Material shown:
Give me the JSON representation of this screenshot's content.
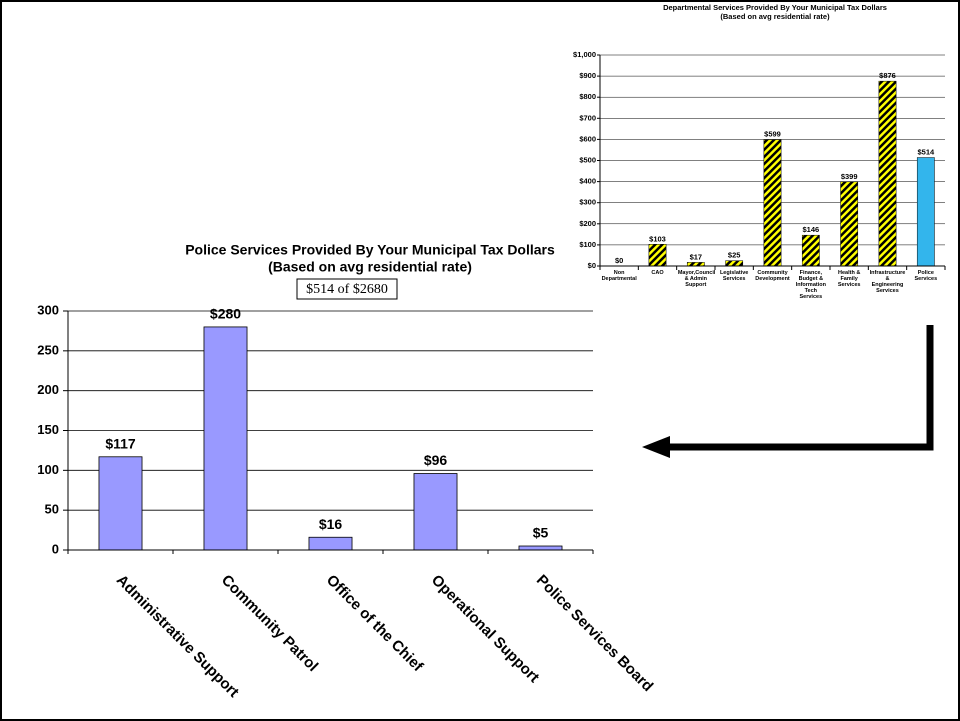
{
  "chart_data": [
    {
      "type": "bar",
      "title": "Departmental Services Provided By Your Municipal Tax Dollars",
      "subtitle": "(Based on avg residential rate)",
      "categories": [
        "Non Departmental",
        "CAO",
        "Mayor,Council & Admin Support",
        "Legislative Services",
        "Community Development",
        "Finance, Budget & Information Tech Services",
        "Health & Family Services",
        "Infrastructure & Engineering Services",
        "Police Services"
      ],
      "values": [
        0,
        103,
        17,
        25,
        599,
        146,
        399,
        876,
        514
      ],
      "value_labels": [
        "$0",
        "$103",
        "$17",
        "$25",
        "$599",
        "$146",
        "$399",
        "$876",
        "$514"
      ],
      "colors": [
        "#ffff00",
        "#ffff00",
        "#ffff00",
        "#ffff00",
        "#ffff00",
        "#ffff00",
        "#ffff00",
        "#ffff00",
        "#33b5ec"
      ],
      "hatched": [
        true,
        true,
        true,
        true,
        true,
        true,
        true,
        true,
        false
      ],
      "ylim": [
        0,
        1000
      ],
      "yticks": [
        {
          "value": 0,
          "label": "$0"
        },
        {
          "value": 100,
          "label": "$100"
        },
        {
          "value": 200,
          "label": "$200"
        },
        {
          "value": 300,
          "label": "$300"
        },
        {
          "value": 400,
          "label": "$400"
        },
        {
          "value": 500,
          "label": "$500"
        },
        {
          "value": 600,
          "label": "$600"
        },
        {
          "value": 700,
          "label": "$700"
        },
        {
          "value": 800,
          "label": "$800"
        },
        {
          "value": 900,
          "label": "$900"
        },
        {
          "value": 1000,
          "label": "$1,000"
        }
      ],
      "grid": true
    },
    {
      "type": "bar",
      "title": "Police Services Provided By Your Municipal Tax Dollars",
      "subtitle": "(Based on avg residential rate)",
      "annotation": "$514 of $2680",
      "categories": [
        "Administrative Support",
        "Community Patrol",
        "Office of the Chief",
        "Operational Support",
        "Police Services Board"
      ],
      "values": [
        117,
        280,
        16,
        96,
        5
      ],
      "value_labels": [
        "$117",
        "$280",
        "$16",
        "$96",
        "$5"
      ],
      "color": "#9999ff",
      "ylim": [
        0,
        300
      ],
      "yticks": [
        0,
        50,
        100,
        150,
        200,
        250,
        300
      ],
      "grid": true
    }
  ]
}
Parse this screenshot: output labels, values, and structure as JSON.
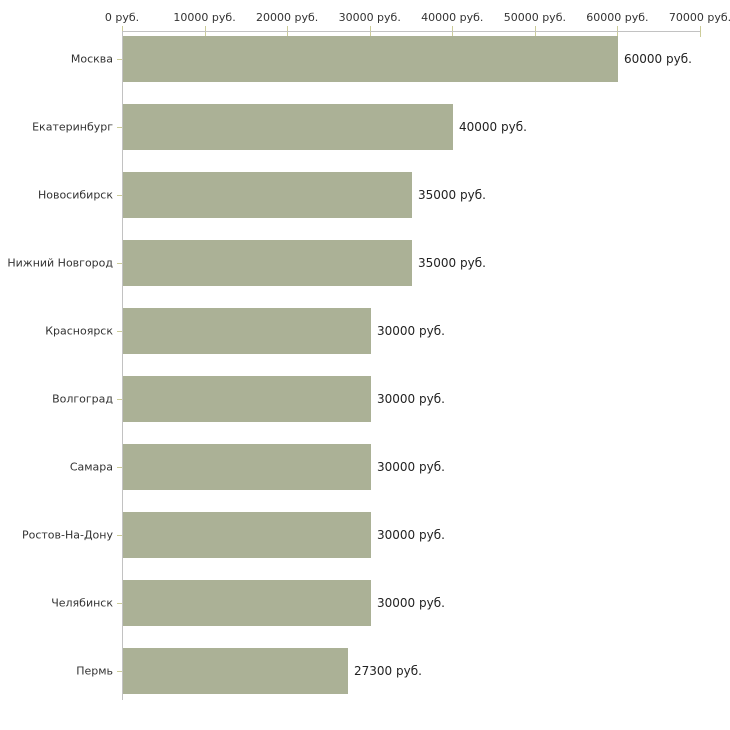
{
  "chart_data": {
    "type": "bar",
    "orientation": "horizontal",
    "title": "",
    "xlabel": "",
    "ylabel": "",
    "categories": [
      "Москва",
      "Екатеринбург",
      "Новосибирск",
      "Нижний Новгород",
      "Красноярск",
      "Волгоград",
      "Самара",
      "Ростов-На-Дону",
      "Челябинск",
      "Пермь"
    ],
    "values": [
      60000,
      40000,
      35000,
      35000,
      30000,
      30000,
      30000,
      30000,
      30000,
      27300
    ],
    "value_labels": [
      "60000 руб.",
      "40000 руб.",
      "35000 руб.",
      "35000 руб.",
      "30000 руб.",
      "30000 руб.",
      "30000 руб.",
      "30000 руб.",
      "30000 руб.",
      "27300 руб."
    ],
    "x_axis": {
      "position": "top",
      "range": [
        0,
        70000
      ],
      "ticks": [
        0,
        10000,
        20000,
        30000,
        40000,
        50000,
        60000,
        70000
      ],
      "tick_labels": [
        "0 руб.",
        "10000 руб.",
        "20000 руб.",
        "30000 руб.",
        "40000 руб.",
        "50000 руб.",
        "60000 руб.",
        "70000 руб."
      ]
    },
    "grid": false,
    "legend": false,
    "colors": {
      "background": "#ffffff",
      "bar": "#abb196",
      "axis_line": "#c2c2c2",
      "tick_mark": "#cccc99",
      "label_text": "#333333",
      "value_text": "#222222"
    }
  }
}
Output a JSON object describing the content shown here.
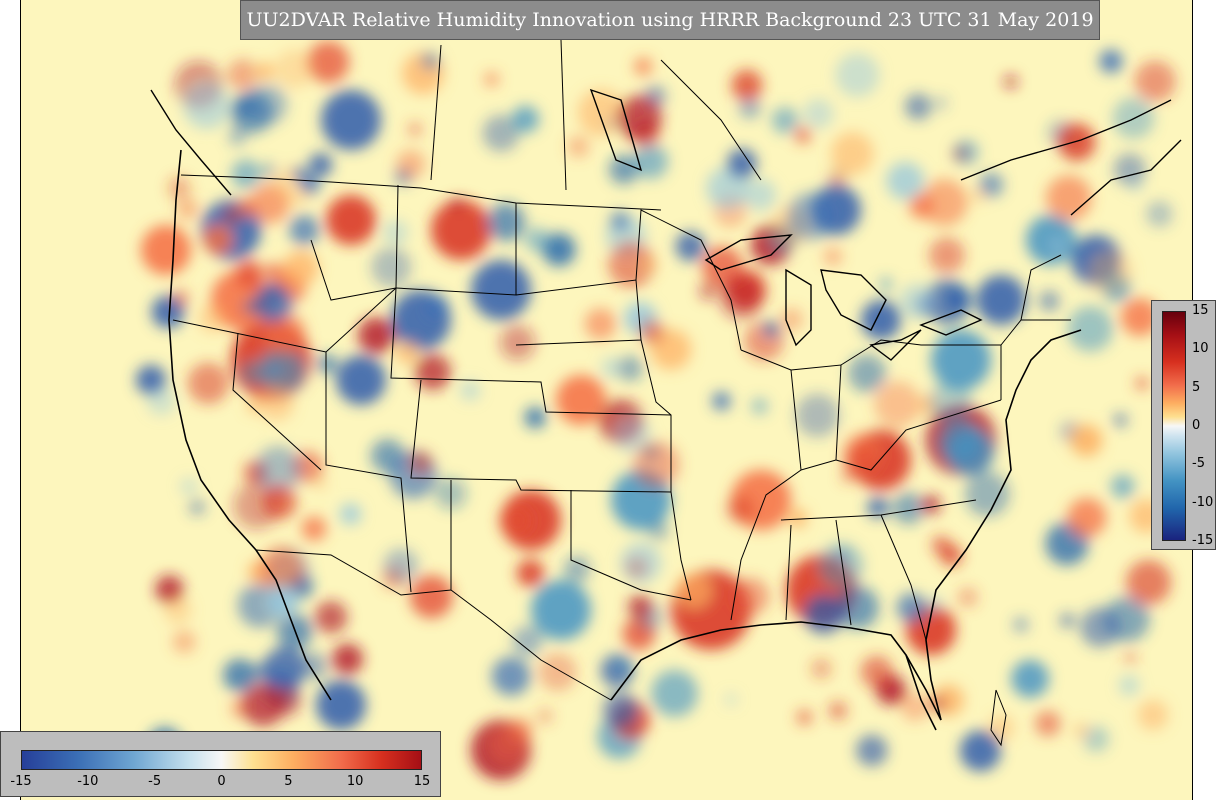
{
  "title": "UU2DVAR Relative Humidity Innovation using HRRR Background 23 UTC 31 May 2019",
  "colorbar_vertical": {
    "labels": [
      "15",
      "10",
      "5",
      "0",
      "-5",
      "-10",
      "-15"
    ],
    "min": -15,
    "max": 15
  },
  "colorbar_horizontal": {
    "labels": [
      "-15",
      "-10",
      "-5",
      "0",
      "5",
      "10",
      "15"
    ],
    "min": -15,
    "max": 15
  },
  "colors": {
    "background_neutral": "#fdf6bd",
    "positive": "#d7301f",
    "negative": "#2f5cab",
    "title_bg": "#8c8c8c",
    "colorbar_bg": "#bdbdbd"
  }
}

Aim of the exercise: Show every line of the listing in which the string "Police" can be found.

Result for this exercise:
        "Police Services"
      "title": "Police Services Provided By Your Municipal Tax Dollars",
        "Police Services Board"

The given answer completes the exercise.